**Challenge 1:** Rewrite the passage of the email thread about Linux on library computers, starting at "That script is" and ending at "Linux usage up.", with "setup" in place of "solution".
**Challenge 2:** Extend the email thread about Linux on library computers, picking up right after its final line.

**Text to read:**
○ ○ ○ ○
That script is pretty cool. It is a little dated, but I ended up making a
similar solution for your public desktop computers. You can see my solution
Lebanon Public Libraries
On Fri, Mar 15, 2019 at 4:02 PM Christopher Davis <[log in to unmask]>
> This is a good thread and I also hope that it drives Linux usage up.
> There's a Linux-compatible Deepfreeze alternative called Dafturn Ofris, a
> bash script which "freezes" the Linux user's home directory. This means
> that (at least on Linux distros based on Debian) you can install system
> updates without thawing, whilst still preventing personalizations such as
> browser cache, wallpapers, menu options, etc. from persisting beyond
> reboot. The Dafturn Ofris script can be downloaded from
> sourceforge.net/projects/dafturnofris-id/. The other cool thing about
> Dafturn Ofris is that you only need to reboot the machine when you want to
> freeze it.
> I've found great success in downloading it to the Home directory, then you
> can open a terminal, type in "bash dafturn-ofris.sh" and follow the
> directions. Later, when the system if frozen, you can just quickly open a
> terminal (ctrl+alt+t in Debian distros), tap the "Up" arrow key a few times
> (scrolls through the history of terminal commands), and then run
> dafturn-ofris.sh in just a few seconds.
> Christopher Davis, MLS
> Systems & E-Services Librarian
> Uintah County Library
> 204 E 100 N
> Vernal, UT 84078
> [log in to unmask]
> (435) 789-0091 ext. 261
> website: uintahlibrary.org
> catalog: basinlibraries.org
> On Fri, Mar 15, 2019 at 7:46 AM Nick Critser <[log in to unmask]>
> > All,
> > I don't have professional experience loaning linux laptops in a library
> > setting. In fact my current gig uses windows as the dominant OS for both
> > staff computers and loaner computers. But I have been using Linux as my
> > home workstation OS for about 7 years now. I'd love to see more Linux in
> > the public sphere. As such I'll share my laptop experience with
> > distributions I've tried.
> > Debian - a free software distro , can have issues where drivers must be
> > installed via different repos but usually its a simple task.
○ ○ ○ ○
**Recorded information:**
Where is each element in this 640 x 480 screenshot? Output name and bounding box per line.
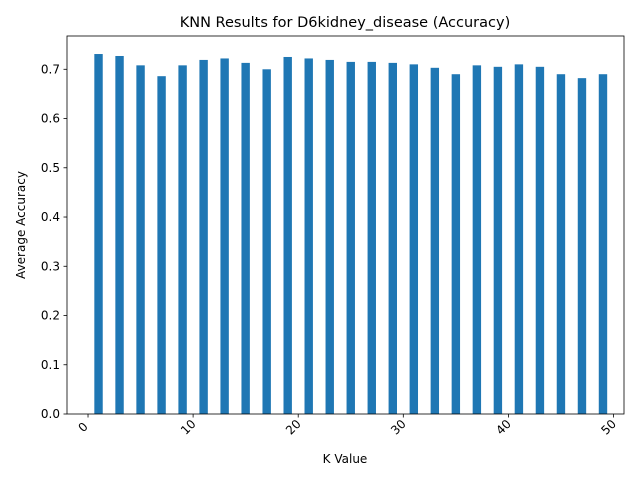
○ ○ ○ ○
**Expected answer 1:**
That script is pretty cool. It is a little dated, but I ended up making a
similar setup for your public desktop computers. You can see my setup
Lebanon Public Libraries
On Fri, Mar 15, 2019 at 4:02 PM Christopher Davis <[log in to unmask]>
> This is a good thread and I also hope that it drives Linux usage up.

**Expected answer 2:**
> > The installer can be more manual (and possibly confusing).
> > Ubuntu - a corporate distro, and a great intro to linux distro. It is
> > easy to install and has a huge community with a great user knowledge
> > base. Also it benefits from all the Debian development, but also adds
> > some usability features like an easy to use dual boot install path, and
> > gui based everything.
> > Redhat - another corporate distro. You can now get redhat developer
> > licenses for free with sign up to their developer site. They also have
> > an excellent knowledge base for admins and i have never had a single
> > driver related issue with them on a laptop.
> > Fedora - the development feeder branch for Redhat. Gives the benefit of
> > the redhat development, without the Redhat licences requirement.
> > Drawback is that is changes fast and can be hard to keep patched. Great
> > for checking out features before they get into (Redhat or CentOS).
> > CentOS ,the non-corporate supported REDHAT , gives the benefit of the
> > redhat development, without the Redhat licences requirement.
> > Linux Mint - supported by Corporate and Community sponsors. Based on
> > Debian and Ubuntu, it has an easy to navigate UI and most things work
> > out of the box without driver issues. Good community knowledge base and
> > benefits from both Debian and Ubuntu development and tools. Very easy to
> > use as a Linux novice, coming from Windows.
> > Thanks to all who have contributed to this thread.
> > These comments have been based on my experience, so please consume with
> > grains of salt.
> > Nick Critser
> > Systems Analyst/Programmer
> > Arthur W. Diamond Law Library
> > Columbia University
> > [log in to unmask]
> > 1(212)854 0405
> > GPG - Fingerprint
> > 6A2C D078 DA48 C336 3FB3 894D 2623 D0E0 843D 4025
> > On 3/15/2019 6:08 AM, Ross Spencer wrote:
> > > Hi Junior,
> > >
> > > This sounds like a great initiative. I follow an education technology
> > person on Twitter: https://twitter.com/philshapiro they talk a lot about
> > procuring laptops from eBay and then installing distributions such as
> > Mint on them to refresh them and loan them in their library. It might not
> > be something every org has an appetite for but it's one option.
> > >
> > > I can also speak to the quality of System 76 laptops that Chuck
> > mentioned. The high-spec ones are great for development, but there may be
> > combinations of machine that are much cheaper and might offer a good
> > solution for your purposes as well.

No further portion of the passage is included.